## The records
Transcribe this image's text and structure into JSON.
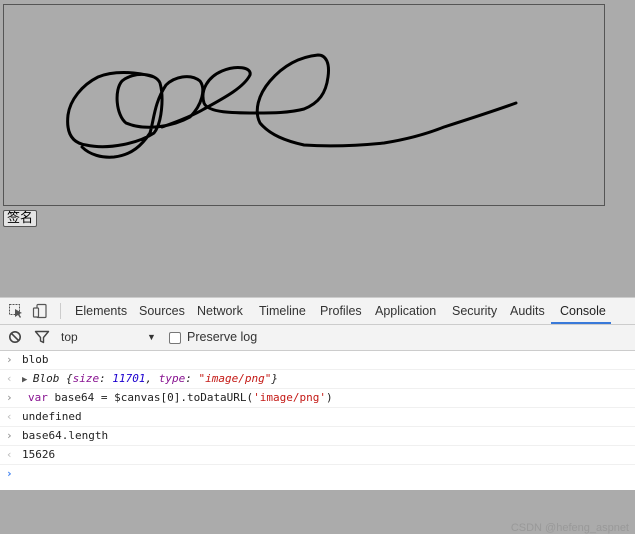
{
  "page": {
    "sign_button_label": "签名"
  },
  "devtools": {
    "tabs": [
      "Elements",
      "Sources",
      "Network",
      "Timeline",
      "Profiles",
      "Application",
      "Security",
      "Audits",
      "Console"
    ],
    "active_tab": "Console",
    "accent_color": "#3879d9",
    "context": "top",
    "preserve_log_label": "Preserve log"
  },
  "console": {
    "lines": [
      {
        "kind": "input",
        "text": "blob"
      },
      {
        "kind": "output",
        "object_name": "Blob",
        "brace_open": "{",
        "key1": "size",
        "sep1": ": ",
        "val1": "11701",
        "comma": ", ",
        "key2": "type",
        "sep2": ": ",
        "val2": "\"image/png\"",
        "brace_close": "}"
      },
      {
        "kind": "input",
        "keyword": "var",
        "rest_before": " base64 = $canvas[0].toDataURL(",
        "string": "'image/png'",
        "rest_after": ")"
      },
      {
        "kind": "result",
        "text": "undefined"
      },
      {
        "kind": "input",
        "text": "base64.length"
      },
      {
        "kind": "result",
        "text": "15626"
      }
    ]
  },
  "watermark": "CSDN @hefeng_aspnet"
}
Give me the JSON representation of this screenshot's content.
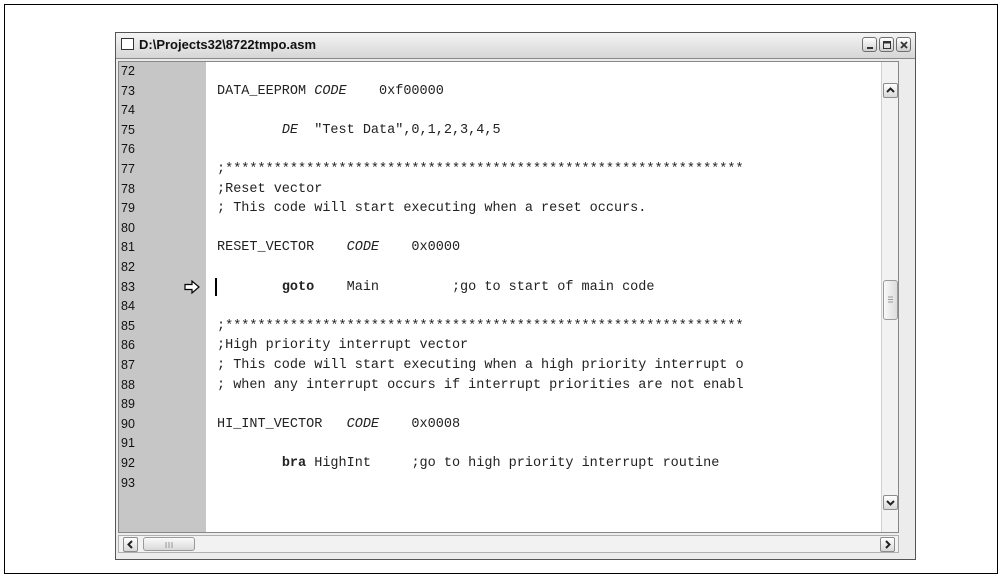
{
  "window": {
    "title": "D:\\Projects32\\8722tmpo.asm",
    "buttons": [
      "minimize",
      "maximize",
      "close"
    ]
  },
  "editor": {
    "current_line": "83",
    "lines": [
      {
        "num": "72",
        "parts": []
      },
      {
        "num": "73",
        "parts": [
          {
            "t": "DATA_EEPROM ",
            "s": ""
          },
          {
            "t": "CODE",
            "s": "it"
          },
          {
            "t": "    0xf00000",
            "s": ""
          }
        ]
      },
      {
        "num": "74",
        "parts": []
      },
      {
        "num": "75",
        "parts": [
          {
            "t": "        ",
            "s": ""
          },
          {
            "t": "DE",
            "s": "it"
          },
          {
            "t": "  \"Test Data\",0,1,2,3,4,5",
            "s": ""
          }
        ]
      },
      {
        "num": "76",
        "parts": []
      },
      {
        "num": "77",
        "parts": [
          {
            "t": ";****************************************************************",
            "s": ""
          }
        ]
      },
      {
        "num": "78",
        "parts": [
          {
            "t": ";Reset vector",
            "s": ""
          }
        ]
      },
      {
        "num": "79",
        "parts": [
          {
            "t": "; This code will start executing when a reset occurs.",
            "s": ""
          }
        ]
      },
      {
        "num": "80",
        "parts": []
      },
      {
        "num": "81",
        "parts": [
          {
            "t": "RESET_VECTOR    ",
            "s": ""
          },
          {
            "t": "CODE",
            "s": "it"
          },
          {
            "t": "    0x0000",
            "s": ""
          }
        ]
      },
      {
        "num": "82",
        "parts": []
      },
      {
        "num": "83",
        "parts": [
          {
            "t": "        ",
            "s": ""
          },
          {
            "t": "goto",
            "s": "kw"
          },
          {
            "t": "    Main         ;go to start of main code",
            "s": ""
          }
        ]
      },
      {
        "num": "84",
        "parts": []
      },
      {
        "num": "85",
        "parts": [
          {
            "t": ";****************************************************************",
            "s": ""
          }
        ]
      },
      {
        "num": "86",
        "parts": [
          {
            "t": ";High priority interrupt vector",
            "s": ""
          }
        ]
      },
      {
        "num": "87",
        "parts": [
          {
            "t": "; This code will start executing when a high priority interrupt o",
            "s": ""
          }
        ]
      },
      {
        "num": "88",
        "parts": [
          {
            "t": "; when any interrupt occurs if interrupt priorities are not enabl",
            "s": ""
          }
        ]
      },
      {
        "num": "89",
        "parts": []
      },
      {
        "num": "90",
        "parts": [
          {
            "t": "HI_INT_VECTOR   ",
            "s": ""
          },
          {
            "t": "CODE",
            "s": "it"
          },
          {
            "t": "    0x0008",
            "s": ""
          }
        ]
      },
      {
        "num": "91",
        "parts": []
      },
      {
        "num": "92",
        "parts": [
          {
            "t": "        ",
            "s": ""
          },
          {
            "t": "bra",
            "s": "kw"
          },
          {
            "t": " HighInt     ;go to high priority interrupt routine",
            "s": ""
          }
        ]
      },
      {
        "num": "93",
        "parts": []
      }
    ]
  },
  "icons": {
    "current_line_marker": "arrow-right-icon",
    "scroll_up": "chevron-up-icon",
    "scroll_down": "chevron-down-icon",
    "scroll_left": "chevron-left-icon",
    "scroll_right": "chevron-right-icon"
  },
  "colors": {
    "gutter": "#c6c6c6",
    "editor_bg": "#ffffff",
    "titlebar": "#e0e0e0"
  }
}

## Your goal
Above are some records. Count the lines among them with the word "start", and answer with the number only.

## Answer to the task
3